- [THE EXERCISE] Emit a verbatim copy of the lines running from the line with "Give me the" through the end of the material below.

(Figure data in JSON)
______________________________

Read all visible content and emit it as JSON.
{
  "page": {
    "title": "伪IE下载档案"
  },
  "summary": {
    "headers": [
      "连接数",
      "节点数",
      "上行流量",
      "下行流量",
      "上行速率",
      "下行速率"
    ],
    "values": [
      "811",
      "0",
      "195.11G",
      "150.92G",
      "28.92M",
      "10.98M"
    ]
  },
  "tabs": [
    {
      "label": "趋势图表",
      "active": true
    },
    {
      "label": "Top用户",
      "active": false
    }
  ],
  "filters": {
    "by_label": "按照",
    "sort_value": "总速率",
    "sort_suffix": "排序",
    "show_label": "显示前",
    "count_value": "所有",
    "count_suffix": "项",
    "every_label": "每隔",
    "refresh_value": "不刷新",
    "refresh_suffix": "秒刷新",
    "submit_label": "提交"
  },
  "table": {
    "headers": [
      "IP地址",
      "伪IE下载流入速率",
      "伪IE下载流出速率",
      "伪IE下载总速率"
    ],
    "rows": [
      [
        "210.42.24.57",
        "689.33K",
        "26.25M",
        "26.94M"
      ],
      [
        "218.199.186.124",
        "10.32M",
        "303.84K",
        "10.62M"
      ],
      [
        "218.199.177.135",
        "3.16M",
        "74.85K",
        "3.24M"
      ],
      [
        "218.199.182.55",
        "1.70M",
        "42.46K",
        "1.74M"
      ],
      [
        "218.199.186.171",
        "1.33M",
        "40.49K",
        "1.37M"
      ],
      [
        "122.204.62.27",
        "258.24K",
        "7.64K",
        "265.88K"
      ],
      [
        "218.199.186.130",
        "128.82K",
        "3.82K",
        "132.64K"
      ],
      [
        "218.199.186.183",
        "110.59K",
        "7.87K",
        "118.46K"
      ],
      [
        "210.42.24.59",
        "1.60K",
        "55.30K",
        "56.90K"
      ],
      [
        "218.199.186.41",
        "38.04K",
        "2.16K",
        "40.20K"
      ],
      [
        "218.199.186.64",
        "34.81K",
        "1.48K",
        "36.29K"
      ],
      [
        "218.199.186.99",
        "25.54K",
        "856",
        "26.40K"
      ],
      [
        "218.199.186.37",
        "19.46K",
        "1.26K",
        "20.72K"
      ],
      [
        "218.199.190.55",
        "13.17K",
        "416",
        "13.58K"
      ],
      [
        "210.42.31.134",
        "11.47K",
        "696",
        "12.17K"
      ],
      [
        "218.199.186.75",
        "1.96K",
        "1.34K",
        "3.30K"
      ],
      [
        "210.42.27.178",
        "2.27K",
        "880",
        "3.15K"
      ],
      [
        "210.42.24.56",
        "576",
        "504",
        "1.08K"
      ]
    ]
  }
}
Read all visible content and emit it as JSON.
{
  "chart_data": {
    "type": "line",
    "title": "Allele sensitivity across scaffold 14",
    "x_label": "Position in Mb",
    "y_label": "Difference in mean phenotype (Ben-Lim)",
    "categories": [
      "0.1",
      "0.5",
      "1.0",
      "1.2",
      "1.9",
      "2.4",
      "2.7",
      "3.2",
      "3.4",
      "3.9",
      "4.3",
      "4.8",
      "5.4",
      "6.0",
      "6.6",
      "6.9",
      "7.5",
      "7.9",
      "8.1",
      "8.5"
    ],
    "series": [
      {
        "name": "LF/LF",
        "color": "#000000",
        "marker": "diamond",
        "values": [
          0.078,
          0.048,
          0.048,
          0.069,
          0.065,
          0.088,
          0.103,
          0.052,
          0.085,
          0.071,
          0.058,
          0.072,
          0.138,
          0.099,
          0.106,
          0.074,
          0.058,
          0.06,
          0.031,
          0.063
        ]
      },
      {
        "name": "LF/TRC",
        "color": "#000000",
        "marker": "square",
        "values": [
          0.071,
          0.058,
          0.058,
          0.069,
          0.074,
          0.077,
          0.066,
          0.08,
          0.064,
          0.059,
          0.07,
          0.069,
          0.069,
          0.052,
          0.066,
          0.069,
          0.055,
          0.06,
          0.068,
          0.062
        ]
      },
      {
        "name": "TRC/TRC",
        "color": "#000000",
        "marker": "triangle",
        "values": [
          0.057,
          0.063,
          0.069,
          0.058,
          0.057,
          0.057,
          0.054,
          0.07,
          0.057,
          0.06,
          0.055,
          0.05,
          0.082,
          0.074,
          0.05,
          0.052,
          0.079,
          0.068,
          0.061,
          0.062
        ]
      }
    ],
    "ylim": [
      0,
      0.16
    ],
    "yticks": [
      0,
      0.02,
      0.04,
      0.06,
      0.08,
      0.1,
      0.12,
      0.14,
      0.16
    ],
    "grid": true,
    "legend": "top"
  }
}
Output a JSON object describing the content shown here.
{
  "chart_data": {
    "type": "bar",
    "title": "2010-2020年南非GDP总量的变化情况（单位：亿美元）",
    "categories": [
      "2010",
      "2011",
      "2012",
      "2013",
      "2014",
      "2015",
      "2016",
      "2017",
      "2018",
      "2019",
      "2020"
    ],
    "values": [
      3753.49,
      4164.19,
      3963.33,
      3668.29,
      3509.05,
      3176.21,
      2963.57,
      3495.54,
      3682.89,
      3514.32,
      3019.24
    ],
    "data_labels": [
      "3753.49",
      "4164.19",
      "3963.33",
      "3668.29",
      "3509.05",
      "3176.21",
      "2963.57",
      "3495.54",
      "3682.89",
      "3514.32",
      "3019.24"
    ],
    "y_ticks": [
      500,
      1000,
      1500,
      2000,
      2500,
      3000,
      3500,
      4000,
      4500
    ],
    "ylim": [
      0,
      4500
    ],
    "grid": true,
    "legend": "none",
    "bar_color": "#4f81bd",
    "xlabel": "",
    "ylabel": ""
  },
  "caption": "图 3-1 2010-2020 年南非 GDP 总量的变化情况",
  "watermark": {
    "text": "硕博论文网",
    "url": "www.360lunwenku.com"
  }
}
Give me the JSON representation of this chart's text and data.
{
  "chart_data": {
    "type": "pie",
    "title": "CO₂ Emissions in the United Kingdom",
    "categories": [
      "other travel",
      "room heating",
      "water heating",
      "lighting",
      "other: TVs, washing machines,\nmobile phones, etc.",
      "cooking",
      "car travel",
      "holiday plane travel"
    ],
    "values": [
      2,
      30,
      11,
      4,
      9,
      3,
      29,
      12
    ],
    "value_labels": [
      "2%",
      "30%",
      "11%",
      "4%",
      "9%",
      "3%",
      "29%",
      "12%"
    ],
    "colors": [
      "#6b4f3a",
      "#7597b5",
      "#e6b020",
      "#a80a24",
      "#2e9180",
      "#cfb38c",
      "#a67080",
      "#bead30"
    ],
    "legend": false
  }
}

______________________________

- [SOLUTION]
Give me the JSON representation of this chart's text and data.
{
  "chart_data": {
    "type": "pie",
    "title": "CO₂ Emissions in the United Kingdom",
    "categories": [
      "other travel",
      "room heating",
      "water heating",
      "lighting",
      "other: TVs, washing machines,\nmobile phones, etc.",
      "cooking",
      "car travel",
      "holiday plane travel"
    ],
    "values": [
      2,
      30,
      11,
      4,
      9,
      3,
      29,
      12
    ],
    "value_labels": [
      "2%",
      "30%",
      "11%",
      "4%",
      "9%",
      "3%",
      "29%",
      "12%"
    ],
    "colors": [
      "#6b4f3a",
      "#7597b5",
      "#e6b020",
      "#a80a24",
      "#2e9180",
      "#cfb38c",
      "#a67080",
      "#bead30"
    ],
    "legend": false
  }
}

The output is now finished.